# Exercise inputs start
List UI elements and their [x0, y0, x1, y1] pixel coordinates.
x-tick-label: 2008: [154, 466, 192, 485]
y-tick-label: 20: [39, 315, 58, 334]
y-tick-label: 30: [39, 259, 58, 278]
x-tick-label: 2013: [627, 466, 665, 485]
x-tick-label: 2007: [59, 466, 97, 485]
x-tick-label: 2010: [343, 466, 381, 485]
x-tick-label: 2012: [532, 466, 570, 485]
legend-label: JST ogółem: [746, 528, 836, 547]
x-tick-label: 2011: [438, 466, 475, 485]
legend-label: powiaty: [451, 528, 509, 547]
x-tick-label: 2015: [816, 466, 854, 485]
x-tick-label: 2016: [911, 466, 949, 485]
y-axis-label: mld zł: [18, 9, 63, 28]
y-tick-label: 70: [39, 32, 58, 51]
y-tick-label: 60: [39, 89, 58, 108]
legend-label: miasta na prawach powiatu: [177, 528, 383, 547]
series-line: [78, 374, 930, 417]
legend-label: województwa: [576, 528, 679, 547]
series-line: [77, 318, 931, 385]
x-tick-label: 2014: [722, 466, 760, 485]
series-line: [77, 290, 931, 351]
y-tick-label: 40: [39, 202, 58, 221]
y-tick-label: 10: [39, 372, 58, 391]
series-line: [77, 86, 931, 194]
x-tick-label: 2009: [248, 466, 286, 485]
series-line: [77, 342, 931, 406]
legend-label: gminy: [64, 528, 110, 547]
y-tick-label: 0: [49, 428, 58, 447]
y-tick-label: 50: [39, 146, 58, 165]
# Exercise inputs end
# [Short problem]
Please print the material from its first line through the line containing "y-tick-label: 40: [39, 202, 58, 221]", including both of those lines, and reproduce each line without any change.

# [Solution for this exercise]
List UI elements and their [x0, y0, x1, y1] pixel coordinates.
x-tick-label: 2008: [154, 466, 192, 485]
y-tick-label: 20: [39, 315, 58, 334]
y-tick-label: 30: [39, 259, 58, 278]
x-tick-label: 2013: [627, 466, 665, 485]
x-tick-label: 2007: [59, 466, 97, 485]
x-tick-label: 2010: [343, 466, 381, 485]
x-tick-label: 2012: [532, 466, 570, 485]
legend-label: JST ogółem: [746, 528, 836, 547]
x-tick-label: 2011: [438, 466, 475, 485]
legend-label: powiaty: [451, 528, 509, 547]
x-tick-label: 2015: [816, 466, 854, 485]
x-tick-label: 2016: [911, 466, 949, 485]
y-axis-label: mld zł: [18, 9, 63, 28]
y-tick-label: 70: [39, 32, 58, 51]
y-tick-label: 60: [39, 89, 58, 108]
legend-label: miasta na prawach powiatu: [177, 528, 383, 547]
series-line: [78, 374, 930, 417]
legend-label: województwa: [576, 528, 679, 547]
series-line: [77, 318, 931, 385]
x-tick-label: 2014: [722, 466, 760, 485]
series-line: [77, 290, 931, 351]
y-tick-label: 40: [39, 202, 58, 221]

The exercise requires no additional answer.